____ Data for this exercise

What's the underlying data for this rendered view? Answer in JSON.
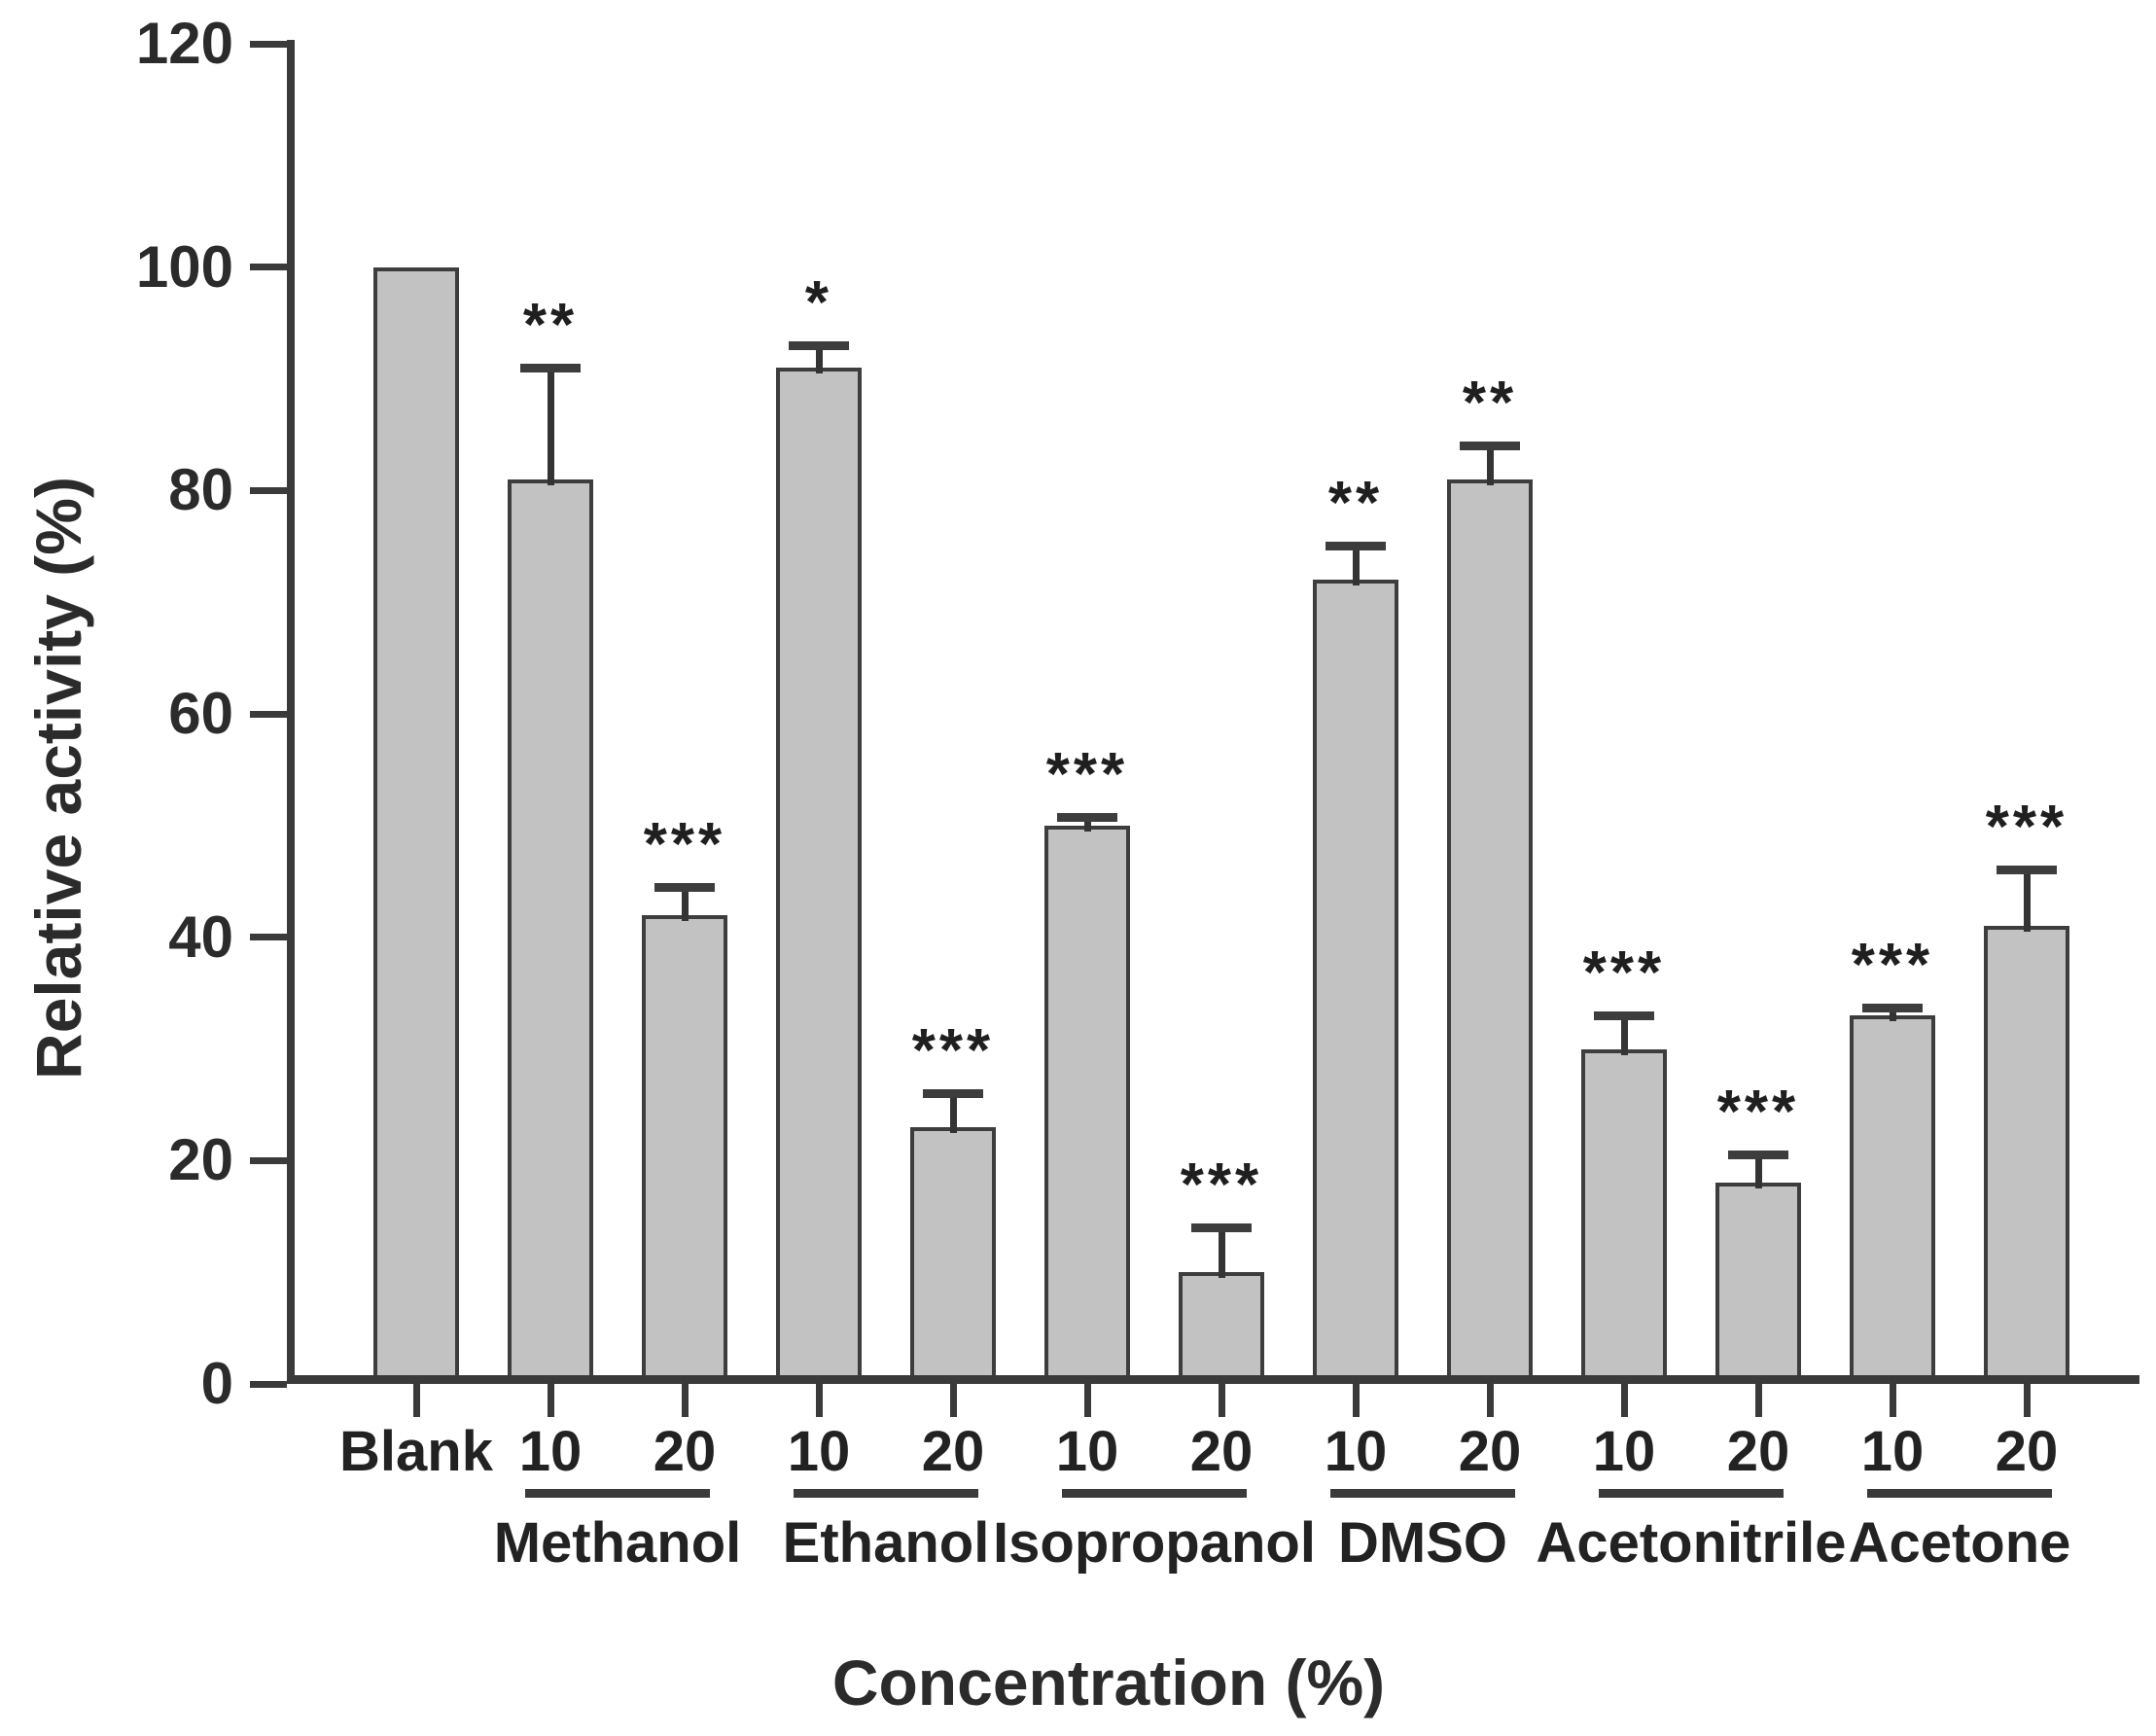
{
  "figure": {
    "background": "#ffffff"
  },
  "chart_data": {
    "type": "bar",
    "title": "",
    "xlabel": "Concentration (%)",
    "ylabel": "Relative activity (%)",
    "ylim": [
      0,
      120
    ],
    "yticks": [
      0,
      20,
      40,
      60,
      80,
      100,
      120
    ],
    "grid": false,
    "legend": false,
    "categories": [
      "Blank",
      "10",
      "20",
      "10",
      "20",
      "10",
      "20",
      "10",
      "20",
      "10",
      "20",
      "10",
      "20"
    ],
    "values": [
      100,
      81,
      42,
      91,
      23,
      50,
      10,
      72,
      81,
      30,
      18,
      33,
      41
    ],
    "errors": [
      0,
      10,
      2.5,
      2,
      3,
      0.7,
      4,
      3,
      3,
      3,
      2.5,
      0.7,
      5
    ],
    "significance": [
      "",
      "**",
      "***",
      "*",
      "***",
      "***",
      "***",
      "**",
      "**",
      "***",
      "***",
      "***",
      "***"
    ],
    "groups": [
      {
        "label": "Methanol",
        "slots": [
          1,
          2
        ]
      },
      {
        "label": "Ethanol",
        "slots": [
          3,
          4
        ]
      },
      {
        "label": "Isopropanol",
        "slots": [
          5,
          6
        ]
      },
      {
        "label": "DMSO",
        "slots": [
          7,
          8
        ]
      },
      {
        "label": "Acetonitrile",
        "slots": [
          9,
          10
        ]
      },
      {
        "label": "Acetone",
        "slots": [
          11,
          12
        ]
      }
    ],
    "colors": {
      "bar_fill": "#c2c2c2",
      "bar_border": "#3d3d3d",
      "axis": "#3a3a3a",
      "text": "#262626"
    }
  }
}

________

Reproduce the material in full, word for word, and omit the pictures.

[Written answer]
What's the underlying data for this rendered view? Answer in JSON.
{
  "figure": {
    "background": "#ffffff"
  },
  "chart_data": {
    "type": "bar",
    "title": "",
    "xlabel": "Concentration (%)",
    "ylabel": "Relative activity (%)",
    "ylim": [
      0,
      120
    ],
    "yticks": [
      0,
      20,
      40,
      60,
      80,
      100,
      120
    ],
    "grid": false,
    "legend": false,
    "categories": [
      "Blank",
      "10",
      "20",
      "10",
      "20",
      "10",
      "20",
      "10",
      "20",
      "10",
      "20",
      "10",
      "20"
    ],
    "values": [
      100,
      81,
      42,
      91,
      23,
      50,
      10,
      72,
      81,
      30,
      18,
      33,
      41
    ],
    "errors": [
      0,
      10,
      2.5,
      2,
      3,
      0.7,
      4,
      3,
      3,
      3,
      2.5,
      0.7,
      5
    ],
    "significance": [
      "",
      "**",
      "***",
      "*",
      "***",
      "***",
      "***",
      "**",
      "**",
      "***",
      "***",
      "***",
      "***"
    ],
    "groups": [
      {
        "label": "Methanol",
        "slots": [
          1,
          2
        ]
      },
      {
        "label": "Ethanol",
        "slots": [
          3,
          4
        ]
      },
      {
        "label": "Isopropanol",
        "slots": [
          5,
          6
        ]
      },
      {
        "label": "DMSO",
        "slots": [
          7,
          8
        ]
      },
      {
        "label": "Acetonitrile",
        "slots": [
          9,
          10
        ]
      },
      {
        "label": "Acetone",
        "slots": [
          11,
          12
        ]
      }
    ],
    "colors": {
      "bar_fill": "#c2c2c2",
      "bar_border": "#3d3d3d",
      "axis": "#3a3a3a",
      "text": "#262626"
    }
  }
}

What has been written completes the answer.